Stored entries

>>>>>

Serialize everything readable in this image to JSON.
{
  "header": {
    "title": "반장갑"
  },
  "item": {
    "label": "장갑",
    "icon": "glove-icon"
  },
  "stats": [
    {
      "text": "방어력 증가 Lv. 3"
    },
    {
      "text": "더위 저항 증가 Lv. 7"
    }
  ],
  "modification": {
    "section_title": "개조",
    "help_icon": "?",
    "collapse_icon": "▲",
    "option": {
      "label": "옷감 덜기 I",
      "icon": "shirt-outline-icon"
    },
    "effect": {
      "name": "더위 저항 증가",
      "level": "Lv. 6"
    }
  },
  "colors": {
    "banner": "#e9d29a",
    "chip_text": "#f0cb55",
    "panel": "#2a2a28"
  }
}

<<<<<
>>>>>

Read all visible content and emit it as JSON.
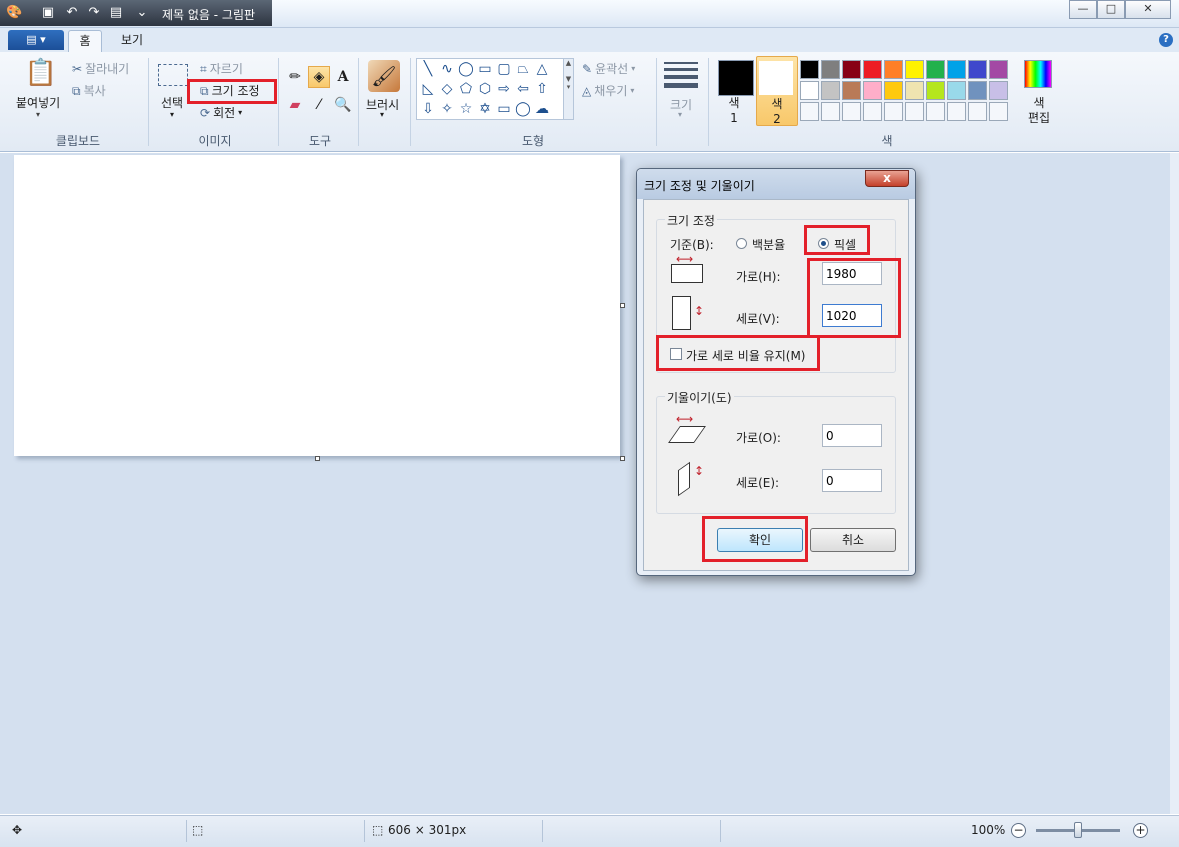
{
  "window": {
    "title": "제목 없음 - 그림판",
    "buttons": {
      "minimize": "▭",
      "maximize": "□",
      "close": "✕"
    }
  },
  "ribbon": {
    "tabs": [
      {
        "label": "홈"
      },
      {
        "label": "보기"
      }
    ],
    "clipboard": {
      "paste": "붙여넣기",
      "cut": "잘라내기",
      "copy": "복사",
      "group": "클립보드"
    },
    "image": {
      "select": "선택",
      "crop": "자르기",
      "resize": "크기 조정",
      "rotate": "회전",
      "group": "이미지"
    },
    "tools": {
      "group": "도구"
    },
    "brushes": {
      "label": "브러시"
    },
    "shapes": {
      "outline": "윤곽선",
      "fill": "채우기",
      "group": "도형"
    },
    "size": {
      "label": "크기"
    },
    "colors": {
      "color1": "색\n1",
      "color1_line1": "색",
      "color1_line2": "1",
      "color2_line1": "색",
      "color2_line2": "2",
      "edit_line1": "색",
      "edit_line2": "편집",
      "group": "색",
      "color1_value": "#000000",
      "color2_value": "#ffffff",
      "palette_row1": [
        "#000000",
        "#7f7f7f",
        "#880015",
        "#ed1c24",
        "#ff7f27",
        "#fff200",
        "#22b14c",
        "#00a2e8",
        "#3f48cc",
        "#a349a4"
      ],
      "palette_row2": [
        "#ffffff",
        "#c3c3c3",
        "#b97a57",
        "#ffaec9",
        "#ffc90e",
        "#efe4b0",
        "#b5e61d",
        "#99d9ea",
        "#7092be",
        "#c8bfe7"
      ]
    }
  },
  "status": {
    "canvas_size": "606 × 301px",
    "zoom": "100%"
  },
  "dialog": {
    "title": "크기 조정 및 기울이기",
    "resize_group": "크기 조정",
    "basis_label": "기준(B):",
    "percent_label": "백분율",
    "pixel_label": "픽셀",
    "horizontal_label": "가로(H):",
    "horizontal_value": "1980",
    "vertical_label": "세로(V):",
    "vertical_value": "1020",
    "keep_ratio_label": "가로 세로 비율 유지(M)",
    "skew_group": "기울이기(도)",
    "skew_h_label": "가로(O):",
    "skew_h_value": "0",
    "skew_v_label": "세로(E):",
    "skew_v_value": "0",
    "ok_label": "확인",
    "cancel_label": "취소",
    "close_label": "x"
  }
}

<<<<<

▶ _What is needed_:
From the listing above, pick out every line containing "image".

▶ _Result_:
Serialize everything readable in this image to JSON.
    "image": {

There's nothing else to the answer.